YOUR INSTRUCTIONS
Make an exact copy of all the entries, but do not reproduce the pictures.

AVAILABLE DATA
──────────
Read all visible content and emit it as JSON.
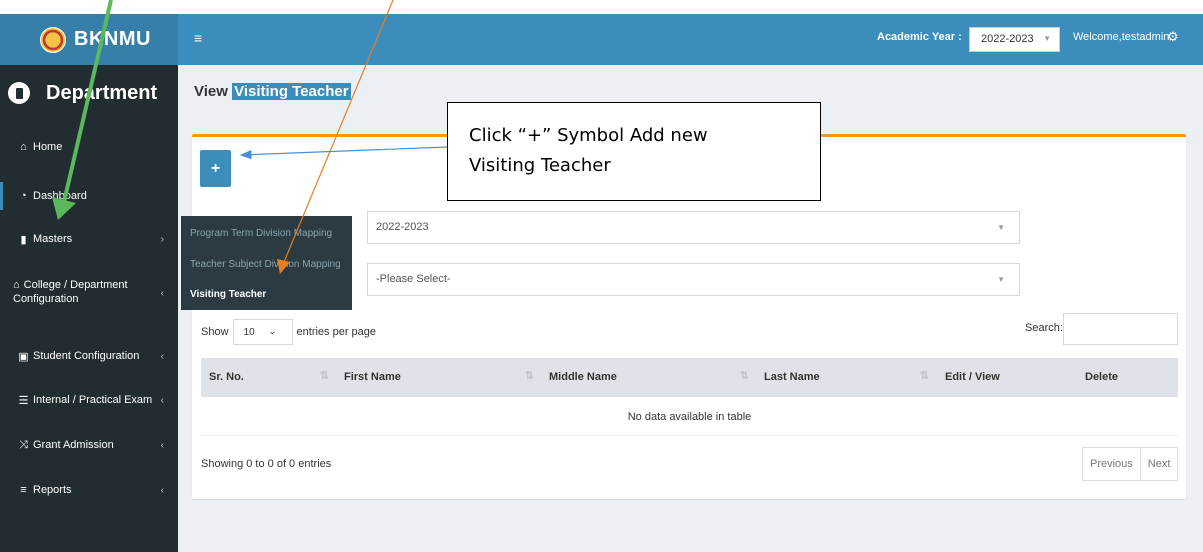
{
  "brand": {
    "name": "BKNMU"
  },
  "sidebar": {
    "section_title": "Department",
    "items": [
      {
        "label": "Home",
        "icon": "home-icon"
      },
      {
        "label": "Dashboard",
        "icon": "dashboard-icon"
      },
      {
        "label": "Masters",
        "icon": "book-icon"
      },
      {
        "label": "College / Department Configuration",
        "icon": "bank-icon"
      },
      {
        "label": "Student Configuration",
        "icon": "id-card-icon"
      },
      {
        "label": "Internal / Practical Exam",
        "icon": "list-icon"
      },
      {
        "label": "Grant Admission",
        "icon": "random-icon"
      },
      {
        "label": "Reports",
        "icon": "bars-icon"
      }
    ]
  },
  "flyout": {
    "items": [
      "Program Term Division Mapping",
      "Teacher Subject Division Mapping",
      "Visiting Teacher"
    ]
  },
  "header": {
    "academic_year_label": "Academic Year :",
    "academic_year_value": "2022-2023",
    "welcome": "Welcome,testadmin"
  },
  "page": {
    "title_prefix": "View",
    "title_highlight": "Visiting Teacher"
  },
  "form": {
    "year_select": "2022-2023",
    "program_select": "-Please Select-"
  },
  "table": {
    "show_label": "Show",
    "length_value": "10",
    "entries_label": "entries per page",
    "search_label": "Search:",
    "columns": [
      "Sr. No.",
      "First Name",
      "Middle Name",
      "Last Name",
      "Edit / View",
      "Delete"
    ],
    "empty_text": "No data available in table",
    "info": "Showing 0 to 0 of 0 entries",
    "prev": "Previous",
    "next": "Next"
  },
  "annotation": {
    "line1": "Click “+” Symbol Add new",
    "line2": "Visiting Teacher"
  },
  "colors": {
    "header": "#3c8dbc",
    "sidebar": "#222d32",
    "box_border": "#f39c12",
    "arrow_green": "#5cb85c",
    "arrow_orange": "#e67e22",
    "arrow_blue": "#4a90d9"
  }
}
──────────
EXERCISE RESULT
Read all visible content and emit it as JSON.
{
  "brand": {
    "name": "BKNMU"
  },
  "sidebar": {
    "section_title": "Department",
    "items": [
      {
        "label": "Home",
        "icon": "home-icon"
      },
      {
        "label": "Dashboard",
        "icon": "dashboard-icon"
      },
      {
        "label": "Masters",
        "icon": "book-icon"
      },
      {
        "label": "College / Department Configuration",
        "icon": "bank-icon"
      },
      {
        "label": "Student Configuration",
        "icon": "id-card-icon"
      },
      {
        "label": "Internal / Practical Exam",
        "icon": "list-icon"
      },
      {
        "label": "Grant Admission",
        "icon": "random-icon"
      },
      {
        "label": "Reports",
        "icon": "bars-icon"
      }
    ]
  },
  "flyout": {
    "items": [
      "Program Term Division Mapping",
      "Teacher Subject Division Mapping",
      "Visiting Teacher"
    ]
  },
  "header": {
    "academic_year_label": "Academic Year :",
    "academic_year_value": "2022-2023",
    "welcome": "Welcome,testadmin"
  },
  "page": {
    "title_prefix": "View",
    "title_highlight": "Visiting Teacher"
  },
  "form": {
    "year_select": "2022-2023",
    "program_select": "-Please Select-"
  },
  "table": {
    "show_label": "Show",
    "length_value": "10",
    "entries_label": "entries per page",
    "search_label": "Search:",
    "columns": [
      "Sr. No.",
      "First Name",
      "Middle Name",
      "Last Name",
      "Edit / View",
      "Delete"
    ],
    "empty_text": "No data available in table",
    "info": "Showing 0 to 0 of 0 entries",
    "prev": "Previous",
    "next": "Next"
  },
  "annotation": {
    "line1": "Click “+” Symbol Add new",
    "line2": "Visiting Teacher"
  },
  "colors": {
    "header": "#3c8dbc",
    "sidebar": "#222d32",
    "box_border": "#f39c12",
    "arrow_green": "#5cb85c",
    "arrow_orange": "#e67e22",
    "arrow_blue": "#4a90d9"
  }
}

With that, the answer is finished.